#### To do:
Copy every entry exactly.

----

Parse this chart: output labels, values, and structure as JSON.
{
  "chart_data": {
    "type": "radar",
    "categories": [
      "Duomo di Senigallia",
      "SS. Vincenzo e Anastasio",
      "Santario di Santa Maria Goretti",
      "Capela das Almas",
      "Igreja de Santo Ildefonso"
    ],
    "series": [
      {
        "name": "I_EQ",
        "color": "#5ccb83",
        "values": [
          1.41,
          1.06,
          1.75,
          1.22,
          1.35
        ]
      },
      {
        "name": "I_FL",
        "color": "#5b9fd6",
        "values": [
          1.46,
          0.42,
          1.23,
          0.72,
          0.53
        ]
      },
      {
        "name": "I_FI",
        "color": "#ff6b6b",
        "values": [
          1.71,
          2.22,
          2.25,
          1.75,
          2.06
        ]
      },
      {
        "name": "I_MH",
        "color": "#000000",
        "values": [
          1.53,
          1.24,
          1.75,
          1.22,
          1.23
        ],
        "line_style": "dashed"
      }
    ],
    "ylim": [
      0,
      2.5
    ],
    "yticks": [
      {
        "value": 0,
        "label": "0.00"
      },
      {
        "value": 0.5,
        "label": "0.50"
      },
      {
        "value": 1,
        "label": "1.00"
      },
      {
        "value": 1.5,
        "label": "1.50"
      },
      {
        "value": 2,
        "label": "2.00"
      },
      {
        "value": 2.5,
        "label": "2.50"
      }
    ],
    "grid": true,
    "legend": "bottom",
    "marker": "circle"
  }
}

----

#### The result:
Parse this chart: output labels, values, and structure as JSON.
{
  "chart_data": {
    "type": "radar",
    "categories": [
      "Duomo di Senigallia",
      "SS. Vincenzo e Anastasio",
      "Santario di Santa Maria Goretti",
      "Capela das Almas",
      "Igreja de Santo Ildefonso"
    ],
    "series": [
      {
        "name": "I_EQ",
        "color": "#5ccb83",
        "values": [
          1.41,
          1.06,
          1.75,
          1.22,
          1.35
        ]
      },
      {
        "name": "I_FL",
        "color": "#5b9fd6",
        "values": [
          1.46,
          0.42,
          1.23,
          0.72,
          0.53
        ]
      },
      {
        "name": "I_FI",
        "color": "#ff6b6b",
        "values": [
          1.71,
          2.22,
          2.25,
          1.75,
          2.06
        ]
      },
      {
        "name": "I_MH",
        "color": "#000000",
        "values": [
          1.53,
          1.24,
          1.75,
          1.22,
          1.23
        ],
        "line_style": "dashed"
      }
    ],
    "ylim": [
      0,
      2.5
    ],
    "yticks": [
      {
        "value": 0,
        "label": "0.00"
      },
      {
        "value": 0.5,
        "label": "0.50"
      },
      {
        "value": 1,
        "label": "1.00"
      },
      {
        "value": 1.5,
        "label": "1.50"
      },
      {
        "value": 2,
        "label": "2.00"
      },
      {
        "value": 2.5,
        "label": "2.50"
      }
    ],
    "grid": true,
    "legend": "bottom",
    "marker": "circle"
  }
}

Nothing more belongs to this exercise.